THE PROBLEM - Of all the lines in this data, how many include "trendline"? Respond with the number only.

EXTRACTED DATA -
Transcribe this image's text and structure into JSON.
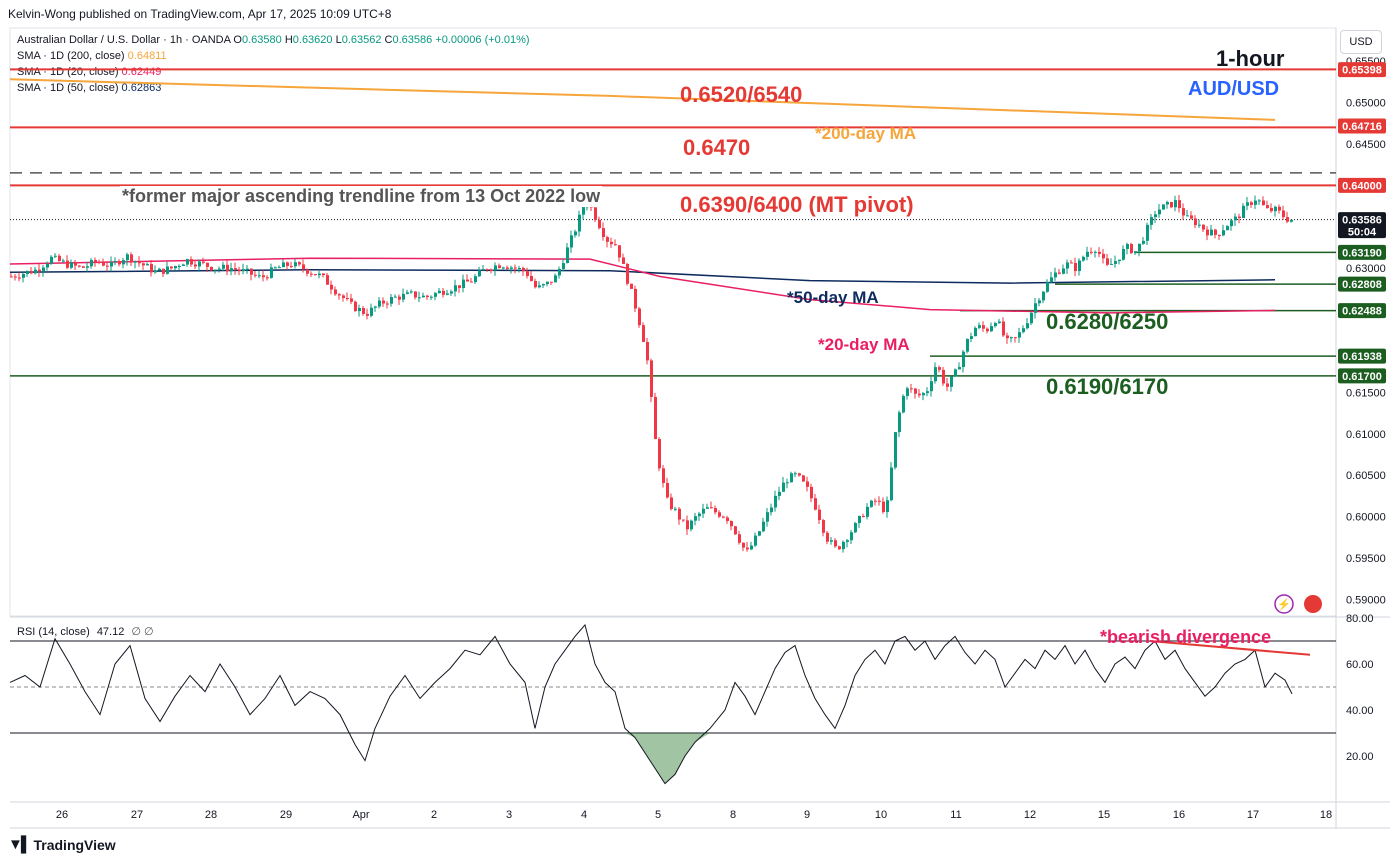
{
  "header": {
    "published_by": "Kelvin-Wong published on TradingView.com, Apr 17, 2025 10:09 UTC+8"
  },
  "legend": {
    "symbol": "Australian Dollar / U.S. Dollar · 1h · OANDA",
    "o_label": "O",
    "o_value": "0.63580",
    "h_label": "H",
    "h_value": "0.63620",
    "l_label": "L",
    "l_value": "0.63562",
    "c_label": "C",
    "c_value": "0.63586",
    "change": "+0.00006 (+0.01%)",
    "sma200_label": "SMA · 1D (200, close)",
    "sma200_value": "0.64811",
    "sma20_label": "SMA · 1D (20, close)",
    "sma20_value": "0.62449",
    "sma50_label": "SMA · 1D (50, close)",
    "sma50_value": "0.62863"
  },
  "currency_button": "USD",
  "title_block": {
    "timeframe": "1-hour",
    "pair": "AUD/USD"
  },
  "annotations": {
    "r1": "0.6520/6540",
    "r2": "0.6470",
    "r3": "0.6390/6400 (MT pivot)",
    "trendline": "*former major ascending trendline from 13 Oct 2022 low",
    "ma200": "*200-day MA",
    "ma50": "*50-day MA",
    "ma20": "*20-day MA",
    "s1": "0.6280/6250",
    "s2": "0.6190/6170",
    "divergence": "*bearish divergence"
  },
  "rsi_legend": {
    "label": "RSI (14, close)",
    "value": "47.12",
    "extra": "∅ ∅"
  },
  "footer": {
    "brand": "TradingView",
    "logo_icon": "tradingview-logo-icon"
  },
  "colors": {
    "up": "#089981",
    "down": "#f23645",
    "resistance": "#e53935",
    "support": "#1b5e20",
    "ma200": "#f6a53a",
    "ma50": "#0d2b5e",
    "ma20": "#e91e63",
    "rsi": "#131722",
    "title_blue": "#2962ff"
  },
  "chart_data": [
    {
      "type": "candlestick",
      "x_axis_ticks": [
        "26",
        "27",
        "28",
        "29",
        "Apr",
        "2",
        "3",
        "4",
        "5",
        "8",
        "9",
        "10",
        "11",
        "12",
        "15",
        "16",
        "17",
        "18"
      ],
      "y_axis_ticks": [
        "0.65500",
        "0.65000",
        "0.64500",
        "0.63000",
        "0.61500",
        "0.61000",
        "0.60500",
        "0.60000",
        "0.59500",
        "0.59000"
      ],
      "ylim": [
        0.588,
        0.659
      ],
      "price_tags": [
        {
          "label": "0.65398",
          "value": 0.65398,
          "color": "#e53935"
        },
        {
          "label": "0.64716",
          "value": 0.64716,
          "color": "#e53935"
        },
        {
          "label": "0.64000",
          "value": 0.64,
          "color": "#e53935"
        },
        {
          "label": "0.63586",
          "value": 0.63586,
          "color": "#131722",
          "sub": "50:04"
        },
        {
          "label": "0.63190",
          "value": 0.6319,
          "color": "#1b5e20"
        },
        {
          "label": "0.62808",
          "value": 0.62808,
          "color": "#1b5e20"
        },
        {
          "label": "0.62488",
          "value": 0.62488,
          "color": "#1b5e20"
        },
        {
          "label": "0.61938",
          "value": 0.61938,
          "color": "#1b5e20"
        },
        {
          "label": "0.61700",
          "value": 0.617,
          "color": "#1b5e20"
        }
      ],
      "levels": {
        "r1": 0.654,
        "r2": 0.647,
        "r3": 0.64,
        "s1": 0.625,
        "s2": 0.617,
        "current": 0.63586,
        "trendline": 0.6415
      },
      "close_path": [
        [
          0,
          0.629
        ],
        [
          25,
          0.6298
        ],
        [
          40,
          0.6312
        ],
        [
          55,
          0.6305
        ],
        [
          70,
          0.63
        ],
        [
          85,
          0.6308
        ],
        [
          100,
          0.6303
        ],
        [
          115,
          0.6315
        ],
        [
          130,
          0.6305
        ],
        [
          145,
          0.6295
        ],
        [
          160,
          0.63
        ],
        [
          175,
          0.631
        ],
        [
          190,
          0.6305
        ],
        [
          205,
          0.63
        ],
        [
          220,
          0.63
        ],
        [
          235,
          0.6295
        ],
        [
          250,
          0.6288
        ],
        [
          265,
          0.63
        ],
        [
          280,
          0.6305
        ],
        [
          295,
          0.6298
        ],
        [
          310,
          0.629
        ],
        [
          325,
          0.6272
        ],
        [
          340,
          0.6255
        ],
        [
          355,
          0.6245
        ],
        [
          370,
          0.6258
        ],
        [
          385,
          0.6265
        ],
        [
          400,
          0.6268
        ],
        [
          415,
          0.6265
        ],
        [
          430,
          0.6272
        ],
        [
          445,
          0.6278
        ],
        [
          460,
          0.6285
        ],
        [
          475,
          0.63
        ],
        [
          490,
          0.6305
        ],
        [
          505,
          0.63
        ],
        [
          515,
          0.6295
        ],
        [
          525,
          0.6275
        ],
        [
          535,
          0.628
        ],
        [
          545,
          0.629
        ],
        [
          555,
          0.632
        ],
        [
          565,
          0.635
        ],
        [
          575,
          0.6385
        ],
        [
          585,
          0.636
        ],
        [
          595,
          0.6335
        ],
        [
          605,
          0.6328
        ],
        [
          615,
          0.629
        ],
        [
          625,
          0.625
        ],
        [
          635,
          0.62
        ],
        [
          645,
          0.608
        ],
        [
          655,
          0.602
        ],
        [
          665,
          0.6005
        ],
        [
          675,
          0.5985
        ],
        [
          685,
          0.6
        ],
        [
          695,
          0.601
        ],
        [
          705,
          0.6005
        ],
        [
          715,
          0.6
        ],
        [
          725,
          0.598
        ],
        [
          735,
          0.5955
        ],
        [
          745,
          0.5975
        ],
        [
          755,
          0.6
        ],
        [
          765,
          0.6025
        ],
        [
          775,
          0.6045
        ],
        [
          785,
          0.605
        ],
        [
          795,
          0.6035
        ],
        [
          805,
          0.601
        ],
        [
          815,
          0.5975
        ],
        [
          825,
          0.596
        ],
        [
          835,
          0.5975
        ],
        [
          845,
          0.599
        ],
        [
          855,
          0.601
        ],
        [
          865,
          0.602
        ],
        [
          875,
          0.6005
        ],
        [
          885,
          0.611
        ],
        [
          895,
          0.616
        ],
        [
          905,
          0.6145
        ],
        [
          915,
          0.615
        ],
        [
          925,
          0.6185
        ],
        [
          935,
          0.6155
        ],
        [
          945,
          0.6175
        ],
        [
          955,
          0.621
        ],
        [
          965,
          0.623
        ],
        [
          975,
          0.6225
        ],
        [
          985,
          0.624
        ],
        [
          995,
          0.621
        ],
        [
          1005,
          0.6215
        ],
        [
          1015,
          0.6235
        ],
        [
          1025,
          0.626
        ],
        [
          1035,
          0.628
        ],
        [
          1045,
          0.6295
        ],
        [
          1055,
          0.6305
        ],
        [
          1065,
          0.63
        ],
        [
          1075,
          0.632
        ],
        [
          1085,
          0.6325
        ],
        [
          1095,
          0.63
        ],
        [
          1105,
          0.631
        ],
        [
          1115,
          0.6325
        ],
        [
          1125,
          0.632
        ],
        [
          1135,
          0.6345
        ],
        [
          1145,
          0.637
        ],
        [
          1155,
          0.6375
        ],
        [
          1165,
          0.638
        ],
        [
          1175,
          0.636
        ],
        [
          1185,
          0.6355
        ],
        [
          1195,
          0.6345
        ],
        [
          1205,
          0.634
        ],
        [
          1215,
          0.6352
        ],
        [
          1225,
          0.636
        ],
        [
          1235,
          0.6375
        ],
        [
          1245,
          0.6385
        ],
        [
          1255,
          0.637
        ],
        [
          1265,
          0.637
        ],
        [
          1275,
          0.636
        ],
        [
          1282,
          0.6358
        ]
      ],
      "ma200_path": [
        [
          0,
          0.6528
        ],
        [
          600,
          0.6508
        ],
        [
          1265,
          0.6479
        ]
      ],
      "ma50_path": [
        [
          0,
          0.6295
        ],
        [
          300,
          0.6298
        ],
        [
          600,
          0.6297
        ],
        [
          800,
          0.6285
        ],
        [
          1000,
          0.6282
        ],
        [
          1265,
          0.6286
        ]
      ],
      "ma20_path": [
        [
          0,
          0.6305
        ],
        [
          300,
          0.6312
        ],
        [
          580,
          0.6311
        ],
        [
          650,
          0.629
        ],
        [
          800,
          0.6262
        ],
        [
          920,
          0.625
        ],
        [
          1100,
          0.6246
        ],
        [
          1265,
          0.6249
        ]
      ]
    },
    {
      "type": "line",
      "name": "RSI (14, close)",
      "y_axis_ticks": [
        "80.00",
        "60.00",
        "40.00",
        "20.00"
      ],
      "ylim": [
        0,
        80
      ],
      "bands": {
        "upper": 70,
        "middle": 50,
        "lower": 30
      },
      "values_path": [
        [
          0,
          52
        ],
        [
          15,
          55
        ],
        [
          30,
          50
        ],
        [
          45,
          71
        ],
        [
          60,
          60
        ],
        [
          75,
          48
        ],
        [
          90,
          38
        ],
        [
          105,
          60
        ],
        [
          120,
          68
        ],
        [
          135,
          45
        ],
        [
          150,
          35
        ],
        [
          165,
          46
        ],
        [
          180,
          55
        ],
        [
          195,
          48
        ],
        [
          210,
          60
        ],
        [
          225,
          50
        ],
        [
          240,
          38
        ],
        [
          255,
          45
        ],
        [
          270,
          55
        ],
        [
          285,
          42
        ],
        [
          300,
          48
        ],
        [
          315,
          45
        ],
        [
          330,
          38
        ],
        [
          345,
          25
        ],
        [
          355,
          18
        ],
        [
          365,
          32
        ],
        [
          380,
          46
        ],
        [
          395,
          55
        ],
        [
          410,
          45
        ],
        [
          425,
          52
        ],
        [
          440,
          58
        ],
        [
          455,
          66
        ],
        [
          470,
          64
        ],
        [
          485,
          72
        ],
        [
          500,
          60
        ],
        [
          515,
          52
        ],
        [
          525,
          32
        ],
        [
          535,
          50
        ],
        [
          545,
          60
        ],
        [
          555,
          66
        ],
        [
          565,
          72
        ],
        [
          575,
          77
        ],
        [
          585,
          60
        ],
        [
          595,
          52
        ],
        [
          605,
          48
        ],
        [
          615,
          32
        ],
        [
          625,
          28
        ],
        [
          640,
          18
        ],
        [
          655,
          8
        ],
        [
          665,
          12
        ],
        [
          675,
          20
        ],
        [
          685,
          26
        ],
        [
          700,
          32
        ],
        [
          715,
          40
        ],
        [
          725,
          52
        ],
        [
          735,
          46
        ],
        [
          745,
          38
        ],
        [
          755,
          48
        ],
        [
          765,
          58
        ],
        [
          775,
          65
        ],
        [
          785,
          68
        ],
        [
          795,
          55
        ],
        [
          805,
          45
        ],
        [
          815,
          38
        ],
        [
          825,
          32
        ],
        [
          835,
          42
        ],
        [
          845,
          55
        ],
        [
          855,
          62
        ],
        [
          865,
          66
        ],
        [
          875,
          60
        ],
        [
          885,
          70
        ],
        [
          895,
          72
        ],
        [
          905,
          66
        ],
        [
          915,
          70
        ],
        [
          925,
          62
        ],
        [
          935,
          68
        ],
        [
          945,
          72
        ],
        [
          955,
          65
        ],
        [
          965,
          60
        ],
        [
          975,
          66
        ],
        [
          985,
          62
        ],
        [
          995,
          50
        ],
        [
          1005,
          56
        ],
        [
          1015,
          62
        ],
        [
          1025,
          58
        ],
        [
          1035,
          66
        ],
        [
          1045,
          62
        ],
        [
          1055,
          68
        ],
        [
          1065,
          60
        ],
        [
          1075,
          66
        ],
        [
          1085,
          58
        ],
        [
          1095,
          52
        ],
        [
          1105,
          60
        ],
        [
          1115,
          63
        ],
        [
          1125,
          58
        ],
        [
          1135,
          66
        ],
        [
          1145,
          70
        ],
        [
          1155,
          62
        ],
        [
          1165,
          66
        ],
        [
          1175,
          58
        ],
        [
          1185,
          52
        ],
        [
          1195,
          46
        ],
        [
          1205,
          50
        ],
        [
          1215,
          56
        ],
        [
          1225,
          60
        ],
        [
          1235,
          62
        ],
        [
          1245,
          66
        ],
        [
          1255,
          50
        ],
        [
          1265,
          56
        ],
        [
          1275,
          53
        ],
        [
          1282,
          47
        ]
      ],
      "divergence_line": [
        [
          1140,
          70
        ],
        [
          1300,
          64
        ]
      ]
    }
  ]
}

EXPECTED ANSWER - 2